▶ _What you will do_
Print every line of the listing exactly, please.

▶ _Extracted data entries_

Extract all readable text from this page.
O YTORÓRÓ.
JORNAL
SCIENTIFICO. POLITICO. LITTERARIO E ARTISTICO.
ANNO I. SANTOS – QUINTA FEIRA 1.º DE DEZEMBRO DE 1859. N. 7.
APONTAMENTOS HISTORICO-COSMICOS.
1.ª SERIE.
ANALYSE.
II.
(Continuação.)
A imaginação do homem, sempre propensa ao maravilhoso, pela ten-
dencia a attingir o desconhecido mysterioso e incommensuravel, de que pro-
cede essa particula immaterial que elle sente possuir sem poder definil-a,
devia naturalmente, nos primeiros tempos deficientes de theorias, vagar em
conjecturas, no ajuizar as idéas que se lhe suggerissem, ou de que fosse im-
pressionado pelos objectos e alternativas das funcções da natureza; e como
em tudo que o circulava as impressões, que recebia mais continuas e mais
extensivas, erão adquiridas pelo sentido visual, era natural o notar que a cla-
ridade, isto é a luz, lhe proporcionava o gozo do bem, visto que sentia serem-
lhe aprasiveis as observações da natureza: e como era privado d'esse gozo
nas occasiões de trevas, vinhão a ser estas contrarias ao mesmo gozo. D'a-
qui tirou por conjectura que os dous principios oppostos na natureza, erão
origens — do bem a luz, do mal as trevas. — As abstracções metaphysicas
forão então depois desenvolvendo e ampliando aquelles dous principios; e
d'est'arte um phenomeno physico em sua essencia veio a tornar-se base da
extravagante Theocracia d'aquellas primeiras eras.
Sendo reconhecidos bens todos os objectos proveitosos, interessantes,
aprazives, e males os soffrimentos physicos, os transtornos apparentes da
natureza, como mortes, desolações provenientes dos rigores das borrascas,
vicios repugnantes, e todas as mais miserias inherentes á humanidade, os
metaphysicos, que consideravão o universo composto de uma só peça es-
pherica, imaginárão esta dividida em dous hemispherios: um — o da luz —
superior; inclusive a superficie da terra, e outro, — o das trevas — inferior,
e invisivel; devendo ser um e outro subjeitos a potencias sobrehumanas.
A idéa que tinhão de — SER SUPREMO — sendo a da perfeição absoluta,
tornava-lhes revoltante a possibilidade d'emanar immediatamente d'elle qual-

▶ _Correct answer_
Extract all readable text from this page.
O YTORÓRÓ.
JORNAL
SCIENTIFICO. POLITICO. LITTERARIO E ARTISTICO.
ANNO I. SANTOS – QUINTA FEIRA 1.º DE DEZEMBRO DE 1859. N. 7.
APONTAMENTOS HISTORICO-COSMICOS.
1.ª SERIE.
ANALYSE.
II.
(Continuação.)
A imaginação do homem, sempre propensa ao maravilhoso, pela ten-
dencia a attingir o desconhecido mysterioso e incommensuravel, de que pro-
cede essa particula immaterial que elle sente possuir sem poder definil-a,
devia naturalmente, nos primeiros tempos deficientes de theorias, vagar em
conjecturas, no ajuizar as idéas que se lhe suggerissem, ou de que fosse im-
pressionado pelos objectos e alternativas das funcções da natureza; e como
em tudo que o circulava as impressões, que recebia mais continuas e mais
extensivas, erão adquiridas pelo sentido visual, era natural o notar que a cla-
ridade, isto é a luz, lhe proporcionava o gozo do bem, visto que sentia serem-
lhe aprasiveis as observações da natureza: e como era privado d'esse gozo
nas occasiões de trevas, vinhão a ser estas contrarias ao mesmo gozo. D'a-
qui tirou por conjectura que os dous principios oppostos na natureza, erão
origens — do bem a luz, do mal as trevas. — As abstracções metaphysicas
forão então depois desenvolvendo e ampliando aquelles dous principios; e
d'est'arte um phenomeno physico em sua essencia veio a tornar-se base da
extravagante Theocracia d'aquellas primeiras eras.
Sendo reconhecidos bens todos os objectos proveitosos, interessantes,
aprazives, e males os soffrimentos physicos, os transtornos apparentes da
natureza, como mortes, desolações provenientes dos rigores das borrascas,
vicios repugnantes, e todas as mais miserias inherentes á humanidade, os
metaphysicos, que consideravão o universo composto de uma só peça es-
pherica, imaginárão esta dividida em dous hemispherios: um — o da luz —
superior; inclusive a superficie da terra, e outro, — o das trevas — inferior,
e invisivel; devendo ser um e outro subjeitos a potencias sobrehumanas.
A idéa que tinhão de — SER SUPREMO — sendo a da perfeição absoluta,
tornava-lhes revoltante a possibilidade d'emanar immediatamente d'elle qual-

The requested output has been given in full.